* DATA RECORDS *
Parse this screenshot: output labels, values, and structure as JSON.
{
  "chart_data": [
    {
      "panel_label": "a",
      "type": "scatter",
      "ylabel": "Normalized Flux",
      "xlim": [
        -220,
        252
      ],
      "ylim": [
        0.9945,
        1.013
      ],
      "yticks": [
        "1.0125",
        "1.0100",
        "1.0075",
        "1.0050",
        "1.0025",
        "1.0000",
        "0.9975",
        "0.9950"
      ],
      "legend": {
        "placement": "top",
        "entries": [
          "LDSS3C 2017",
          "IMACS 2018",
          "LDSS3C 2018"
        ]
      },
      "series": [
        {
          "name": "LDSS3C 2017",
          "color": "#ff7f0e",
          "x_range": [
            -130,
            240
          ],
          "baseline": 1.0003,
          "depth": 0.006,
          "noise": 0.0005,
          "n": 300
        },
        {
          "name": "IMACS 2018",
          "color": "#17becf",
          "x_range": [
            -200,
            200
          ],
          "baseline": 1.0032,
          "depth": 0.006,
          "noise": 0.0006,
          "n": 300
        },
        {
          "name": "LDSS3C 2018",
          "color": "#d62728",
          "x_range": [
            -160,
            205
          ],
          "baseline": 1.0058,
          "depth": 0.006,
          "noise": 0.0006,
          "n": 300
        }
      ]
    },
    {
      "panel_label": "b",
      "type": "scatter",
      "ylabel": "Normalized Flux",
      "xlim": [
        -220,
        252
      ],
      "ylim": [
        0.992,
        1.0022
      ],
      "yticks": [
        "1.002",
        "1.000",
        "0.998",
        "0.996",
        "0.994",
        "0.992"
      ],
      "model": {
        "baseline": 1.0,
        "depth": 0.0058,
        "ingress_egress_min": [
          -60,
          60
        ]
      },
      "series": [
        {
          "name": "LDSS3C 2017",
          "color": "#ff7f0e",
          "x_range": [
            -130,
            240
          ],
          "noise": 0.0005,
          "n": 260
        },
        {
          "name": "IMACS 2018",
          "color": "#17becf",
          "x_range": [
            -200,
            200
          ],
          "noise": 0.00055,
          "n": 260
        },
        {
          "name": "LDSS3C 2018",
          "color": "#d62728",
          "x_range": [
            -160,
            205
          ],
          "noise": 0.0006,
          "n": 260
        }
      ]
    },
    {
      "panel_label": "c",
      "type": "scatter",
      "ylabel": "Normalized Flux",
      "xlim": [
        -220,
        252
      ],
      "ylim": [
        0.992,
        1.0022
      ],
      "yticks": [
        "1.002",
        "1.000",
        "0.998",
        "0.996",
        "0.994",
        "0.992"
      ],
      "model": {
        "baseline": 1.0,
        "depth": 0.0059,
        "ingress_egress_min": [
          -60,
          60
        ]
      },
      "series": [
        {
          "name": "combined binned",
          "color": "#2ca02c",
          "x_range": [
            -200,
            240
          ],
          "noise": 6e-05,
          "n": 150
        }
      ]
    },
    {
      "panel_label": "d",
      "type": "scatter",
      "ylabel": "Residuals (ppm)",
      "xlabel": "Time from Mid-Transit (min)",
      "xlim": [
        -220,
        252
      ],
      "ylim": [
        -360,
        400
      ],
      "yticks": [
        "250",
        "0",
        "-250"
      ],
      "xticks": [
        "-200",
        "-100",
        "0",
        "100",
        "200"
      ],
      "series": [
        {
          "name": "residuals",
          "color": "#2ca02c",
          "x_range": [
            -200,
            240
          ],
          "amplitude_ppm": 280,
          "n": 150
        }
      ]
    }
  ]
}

* SET EXERCISE *
Please output every record, keeping each line exact.

* THE RESPONSE *
Parse this screenshot: output labels, values, and structure as JSON.
{
  "chart_data": [
    {
      "panel_label": "a",
      "type": "scatter",
      "ylabel": "Normalized Flux",
      "xlim": [
        -220,
        252
      ],
      "ylim": [
        0.9945,
        1.013
      ],
      "yticks": [
        "1.0125",
        "1.0100",
        "1.0075",
        "1.0050",
        "1.0025",
        "1.0000",
        "0.9975",
        "0.9950"
      ],
      "legend": {
        "placement": "top",
        "entries": [
          "LDSS3C 2017",
          "IMACS 2018",
          "LDSS3C 2018"
        ]
      },
      "series": [
        {
          "name": "LDSS3C 2017",
          "color": "#ff7f0e",
          "x_range": [
            -130,
            240
          ],
          "baseline": 1.0003,
          "depth": 0.006,
          "noise": 0.0005,
          "n": 300
        },
        {
          "name": "IMACS 2018",
          "color": "#17becf",
          "x_range": [
            -200,
            200
          ],
          "baseline": 1.0032,
          "depth": 0.006,
          "noise": 0.0006,
          "n": 300
        },
        {
          "name": "LDSS3C 2018",
          "color": "#d62728",
          "x_range": [
            -160,
            205
          ],
          "baseline": 1.0058,
          "depth": 0.006,
          "noise": 0.0006,
          "n": 300
        }
      ]
    },
    {
      "panel_label": "b",
      "type": "scatter",
      "ylabel": "Normalized Flux",
      "xlim": [
        -220,
        252
      ],
      "ylim": [
        0.992,
        1.0022
      ],
      "yticks": [
        "1.002",
        "1.000",
        "0.998",
        "0.996",
        "0.994",
        "0.992"
      ],
      "model": {
        "baseline": 1.0,
        "depth": 0.0058,
        "ingress_egress_min": [
          -60,
          60
        ]
      },
      "series": [
        {
          "name": "LDSS3C 2017",
          "color": "#ff7f0e",
          "x_range": [
            -130,
            240
          ],
          "noise": 0.0005,
          "n": 260
        },
        {
          "name": "IMACS 2018",
          "color": "#17becf",
          "x_range": [
            -200,
            200
          ],
          "noise": 0.00055,
          "n": 260
        },
        {
          "name": "LDSS3C 2018",
          "color": "#d62728",
          "x_range": [
            -160,
            205
          ],
          "noise": 0.0006,
          "n": 260
        }
      ]
    },
    {
      "panel_label": "c",
      "type": "scatter",
      "ylabel": "Normalized Flux",
      "xlim": [
        -220,
        252
      ],
      "ylim": [
        0.992,
        1.0022
      ],
      "yticks": [
        "1.002",
        "1.000",
        "0.998",
        "0.996",
        "0.994",
        "0.992"
      ],
      "model": {
        "baseline": 1.0,
        "depth": 0.0059,
        "ingress_egress_min": [
          -60,
          60
        ]
      },
      "series": [
        {
          "name": "combined binned",
          "color": "#2ca02c",
          "x_range": [
            -200,
            240
          ],
          "noise": 6e-05,
          "n": 150
        }
      ]
    },
    {
      "panel_label": "d",
      "type": "scatter",
      "ylabel": "Residuals (ppm)",
      "xlabel": "Time from Mid-Transit (min)",
      "xlim": [
        -220,
        252
      ],
      "ylim": [
        -360,
        400
      ],
      "yticks": [
        "250",
        "0",
        "-250"
      ],
      "xticks": [
        "-200",
        "-100",
        "0",
        "100",
        "200"
      ],
      "series": [
        {
          "name": "residuals",
          "color": "#2ca02c",
          "x_range": [
            -200,
            240
          ],
          "amplitude_ppm": 280,
          "n": 150
        }
      ]
    }
  ]
}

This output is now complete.